WHAT YOU NEED TO DO: Quote word for word the lines from the one containing "legend-gate-number: 2 xyxy=(36,70,60,87)" to the one containing "legend-gate-number: 14 xyxy=(146,185,170,202)", both of those lines included.

[Collection entries]
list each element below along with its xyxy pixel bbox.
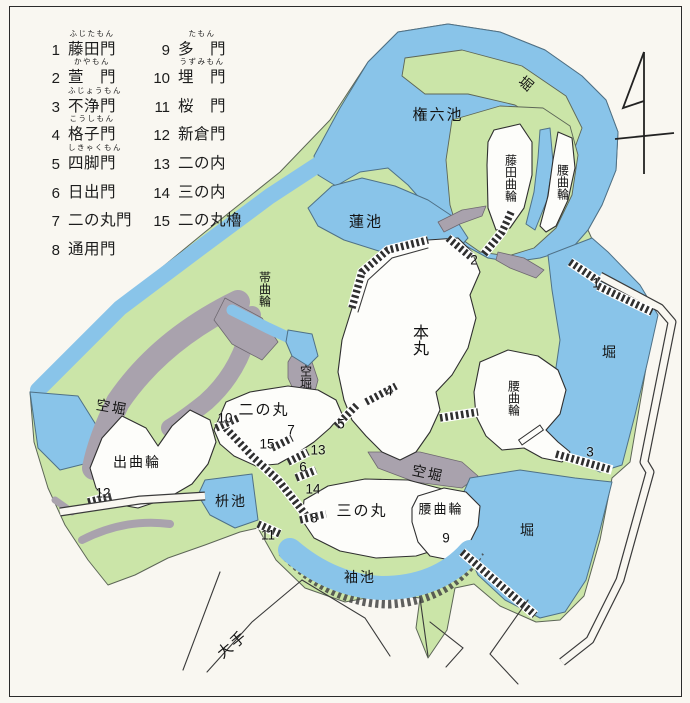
legend-gate-number: 2 xyxy=(36,70,60,87)
legend-item-gate-11: 11桜 門 xyxy=(146,87,242,116)
gate-number-8: 8 xyxy=(310,511,318,526)
legend-item-gate-5: 5しきゃくもん四脚門 xyxy=(36,144,132,173)
legend-gate-name: 不浄門 xyxy=(68,98,116,115)
map-label-権六池: 権六池 xyxy=(412,104,463,125)
legend-gate-number: 14 xyxy=(146,185,170,202)
gate-number-12: 12 xyxy=(95,486,110,501)
legend-furigana: しきゃくもん xyxy=(68,142,116,153)
legend-gate-name: 藤田門 xyxy=(68,41,116,58)
legend-gate-name: 二の内 xyxy=(178,155,226,172)
legend-item-gate-2: 2かやもん萱 門 xyxy=(36,59,132,88)
legend-furigana: ふじょうもん xyxy=(68,85,116,96)
gate-number-13: 13 xyxy=(310,443,325,458)
legend-item-gate-8: 8通用門 xyxy=(36,230,132,259)
legend-gate-number: 8 xyxy=(36,242,60,259)
map-label-帯曲輪: 帯曲輪 xyxy=(257,271,274,307)
legend-furigana: こうしもん xyxy=(68,113,116,124)
map-label-蓮池: 蓮池 xyxy=(349,211,383,232)
gate-number-7: 7 xyxy=(287,423,295,438)
gate-number-9: 9 xyxy=(442,531,450,546)
legend-gate-number: 13 xyxy=(146,156,170,173)
map-label-空堀: 空堀 xyxy=(298,365,315,389)
gate-number-11: 11 xyxy=(261,528,275,543)
legend-gate-name: 通用門 xyxy=(68,241,116,258)
legend-column-2: 9たもん多 門10うずみもん埋 門11桜 門12新倉門13二の内14三の内15二… xyxy=(146,30,242,259)
legend-gate-name: 新倉門 xyxy=(178,126,226,143)
legend-gate-number: 6 xyxy=(36,185,60,202)
gate-number-4: 4 xyxy=(385,384,393,399)
gate-number-6: 6 xyxy=(299,460,307,475)
legend-item-gate-13: 13二の内 xyxy=(146,144,242,173)
legend-gate-number: 11 xyxy=(146,99,170,116)
gate-number-14: 14 xyxy=(305,482,320,497)
legend-gate-number: 3 xyxy=(36,99,60,116)
map-label-藤田曲輪: 藤田曲輪 xyxy=(503,154,520,202)
legend-gate-name: 二の丸門 xyxy=(68,212,132,229)
legend-gate-name: 桜 門 xyxy=(178,98,226,115)
map-label-腰曲輪: 腰曲輪 xyxy=(506,380,523,416)
scanned-castle-map-page: 1ふじたもん藤田門2かやもん萱 門3ふじょうもん不浄門4こうしもん格子門5しきゃ… xyxy=(0,0,690,703)
gate-legend: 1ふじたもん藤田門2かやもん萱 門3ふじょうもん不浄門4こうしもん格子門5しきゃ… xyxy=(36,30,242,259)
map-label-堀: 堀 xyxy=(602,342,618,362)
map-label-本丸: 本丸 xyxy=(406,324,430,356)
legend-item-gate-3: 3ふじょうもん不浄門 xyxy=(36,87,132,116)
legend-furigana: うずみもん xyxy=(178,56,226,67)
gate-number-3: 3 xyxy=(586,445,594,460)
north-arrow xyxy=(615,52,674,174)
legend-gate-name: 多 門 xyxy=(178,41,226,58)
legend-gate-number: 1 xyxy=(36,42,60,59)
gate-number-5: 5 xyxy=(337,417,345,432)
legend-item-gate-14: 14三の内 xyxy=(146,173,242,202)
legend-gate-name: 三の内 xyxy=(178,184,226,201)
gate-number-15: 15 xyxy=(259,437,274,452)
map-label-出曲輪: 出曲輪 xyxy=(113,452,161,472)
legend-item-gate-15: 15二の丸櫓 xyxy=(146,202,242,231)
legend-furigana: ふじたもん xyxy=(68,28,116,39)
legend-gate-name: 四脚門 xyxy=(68,155,116,172)
legend-gate-name: 埋 門 xyxy=(178,69,226,86)
legend-item-gate-1: 1ふじたもん藤田門 xyxy=(36,30,132,59)
map-label-枡池: 枡池 xyxy=(215,491,247,511)
legend-gate-number: 7 xyxy=(36,213,60,230)
legend-gate-number: 5 xyxy=(36,156,60,173)
legend-gate-number: 9 xyxy=(146,42,170,59)
legend-gate-number: 12 xyxy=(146,127,170,144)
legend-gate-number: 15 xyxy=(146,213,170,230)
gate-number-1: 1 xyxy=(592,276,600,291)
map-label-腰曲輪: 腰曲輪 xyxy=(555,164,572,200)
legend-gate-number: 10 xyxy=(146,70,170,87)
legend-item-gate-7: 7二の丸門 xyxy=(36,202,132,231)
legend-item-gate-6: 6日出門 xyxy=(36,173,132,202)
map-label-三の丸: 三の丸 xyxy=(336,500,387,521)
gate-number-2: 2 xyxy=(470,253,478,268)
legend-furigana: たもん xyxy=(178,28,226,39)
map-label-堀: 堀 xyxy=(520,520,536,540)
map-label-袖池: 袖池 xyxy=(344,567,376,587)
legend-gate-name: 萱 門 xyxy=(68,69,116,86)
map-label-二の丸: 二の丸 xyxy=(238,399,289,420)
legend-item-gate-9: 9たもん多 門 xyxy=(146,30,242,59)
legend-column-1: 1ふじたもん藤田門2かやもん萱 門3ふじょうもん不浄門4こうしもん格子門5しきゃ… xyxy=(36,30,132,259)
legend-gate-name: 日出門 xyxy=(68,184,116,201)
legend-gate-name: 格子門 xyxy=(68,126,116,143)
legend-item-gate-4: 4こうしもん格子門 xyxy=(36,116,132,145)
legend-gate-name: 二の丸櫓 xyxy=(178,212,242,229)
map-label-腰曲輪: 腰曲輪 xyxy=(418,499,463,518)
gate-number-10: 10 xyxy=(217,411,232,426)
legend-item-gate-10: 10うずみもん埋 門 xyxy=(146,59,242,88)
legend-item-gate-12: 12新倉門 xyxy=(146,116,242,145)
legend-furigana: かやもん xyxy=(68,56,116,67)
moat-lower-right xyxy=(458,470,612,618)
legend-gate-number: 4 xyxy=(36,127,60,144)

THE REPLY:
legend-gate-number: 2 xyxy=(36,70,60,87)
legend-item-gate-11: 11桜 門 xyxy=(146,87,242,116)
gate-number-8: 8 xyxy=(310,511,318,526)
legend-item-gate-5: 5しきゃくもん四脚門 xyxy=(36,144,132,173)
legend-gate-name: 不浄門 xyxy=(68,98,116,115)
map-label-権六池: 権六池 xyxy=(412,104,463,125)
legend-gate-number: 14 xyxy=(146,185,170,202)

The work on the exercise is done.